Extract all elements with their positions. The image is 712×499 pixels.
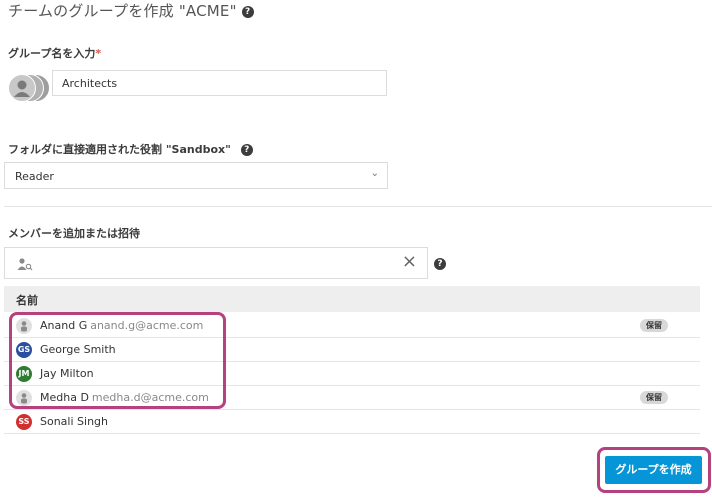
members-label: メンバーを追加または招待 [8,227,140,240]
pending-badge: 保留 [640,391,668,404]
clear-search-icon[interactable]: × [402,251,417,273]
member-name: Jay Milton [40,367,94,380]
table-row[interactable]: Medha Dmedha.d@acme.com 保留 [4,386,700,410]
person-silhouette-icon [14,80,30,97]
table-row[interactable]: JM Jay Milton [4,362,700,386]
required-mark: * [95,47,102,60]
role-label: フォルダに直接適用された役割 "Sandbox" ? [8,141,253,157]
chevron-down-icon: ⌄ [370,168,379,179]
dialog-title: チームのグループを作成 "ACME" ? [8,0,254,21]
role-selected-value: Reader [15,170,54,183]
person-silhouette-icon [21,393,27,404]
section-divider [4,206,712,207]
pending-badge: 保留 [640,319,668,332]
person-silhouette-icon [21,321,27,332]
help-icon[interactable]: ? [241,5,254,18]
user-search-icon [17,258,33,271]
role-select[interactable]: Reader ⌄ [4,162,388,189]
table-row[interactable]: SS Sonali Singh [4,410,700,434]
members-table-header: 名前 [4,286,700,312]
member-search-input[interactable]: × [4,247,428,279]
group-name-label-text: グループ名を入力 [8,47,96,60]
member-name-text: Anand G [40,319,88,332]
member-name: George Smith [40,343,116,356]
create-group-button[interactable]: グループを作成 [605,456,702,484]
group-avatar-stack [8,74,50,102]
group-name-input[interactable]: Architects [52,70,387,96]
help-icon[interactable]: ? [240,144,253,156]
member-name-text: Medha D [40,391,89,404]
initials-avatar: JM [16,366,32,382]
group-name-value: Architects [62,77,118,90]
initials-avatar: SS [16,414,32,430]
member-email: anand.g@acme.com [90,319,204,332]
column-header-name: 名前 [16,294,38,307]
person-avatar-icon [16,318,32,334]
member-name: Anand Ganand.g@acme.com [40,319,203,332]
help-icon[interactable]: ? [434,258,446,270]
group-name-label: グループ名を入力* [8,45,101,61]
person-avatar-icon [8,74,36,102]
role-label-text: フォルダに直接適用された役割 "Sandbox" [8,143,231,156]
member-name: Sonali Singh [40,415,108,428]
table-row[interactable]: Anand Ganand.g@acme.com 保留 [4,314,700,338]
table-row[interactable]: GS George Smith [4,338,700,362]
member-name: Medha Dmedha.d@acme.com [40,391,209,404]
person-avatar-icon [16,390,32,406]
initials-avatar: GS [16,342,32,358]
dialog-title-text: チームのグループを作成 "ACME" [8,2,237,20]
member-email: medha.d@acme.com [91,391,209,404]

========================================================================

- WHAT YOU SHOULD DO:
Please copy every line of the items above verbatim, leaving out the picture.

- FINAL RESULT:
Extract all elements with their positions. The image is 712×499 pixels.
members-label: メンバーを追加または招待 [8,227,140,240]
pending-badge: 保留 [640,391,668,404]
clear-search-icon[interactable]: × [402,251,417,273]
member-name: Jay Milton [40,367,94,380]
table-row[interactable]: Medha Dmedha.d@acme.com 保留 [4,386,700,410]
person-silhouette-icon [14,80,30,97]
table-row[interactable]: JM Jay Milton [4,362,700,386]
required-mark: * [95,47,102,60]
role-label: フォルダに直接適用された役割 "Sandbox" ? [8,141,253,157]
chevron-down-icon: ⌄ [370,168,379,179]
dialog-title: チームのグループを作成 "ACME" ? [8,0,254,21]
role-selected-value: Reader [15,170,54,183]
person-silhouette-icon [21,393,27,404]
section-divider [4,206,712,207]
pending-badge: 保留 [640,319,668,332]
person-silhouette-icon [21,321,27,332]
help-icon[interactable]: ? [241,5,254,18]
user-search-icon [17,258,33,271]
role-select[interactable]: Reader ⌄ [4,162,388,189]
table-row[interactable]: SS Sonali Singh [4,410,700,434]
members-table-header: 名前 [4,286,700,312]
member-search-input[interactable]: × [4,247,428,279]
group-name-label-text: グループ名を入力 [8,47,96,60]
member-name-text: Anand G [40,319,88,332]
member-name: George Smith [40,343,116,356]
create-group-button[interactable]: グループを作成 [605,456,702,484]
group-avatar-stack [8,74,50,102]
group-name-input[interactable]: Architects [52,70,387,96]
help-icon[interactable]: ? [240,144,253,156]
member-name-text: Medha D [40,391,89,404]
initials-avatar: JM [16,366,32,382]
group-name-value: Architects [62,77,118,90]
initials-avatar: SS [16,414,32,430]
member-email: anand.g@acme.com [90,319,204,332]
column-header-name: 名前 [16,294,38,307]
person-avatar-icon [16,318,32,334]
member-name: Anand Ganand.g@acme.com [40,319,203,332]
help-icon[interactable]: ? [434,258,446,270]
group-name-label: グループ名を入力* [8,45,101,61]
person-avatar-icon [8,74,36,102]
role-label-text: フォルダに直接適用された役割 "Sandbox" [8,143,231,156]
member-name: Sonali Singh [40,415,108,428]
table-row[interactable]: Anand Ganand.g@acme.com 保留 [4,314,700,338]
table-row[interactable]: GS George Smith [4,338,700,362]
member-name: Medha Dmedha.d@acme.com [40,391,209,404]
person-avatar-icon [16,390,32,406]
initials-avatar: GS [16,342,32,358]
dialog-title-text: チームのグループを作成 "ACME" [8,2,237,20]
member-email: medha.d@acme.com [91,391,209,404]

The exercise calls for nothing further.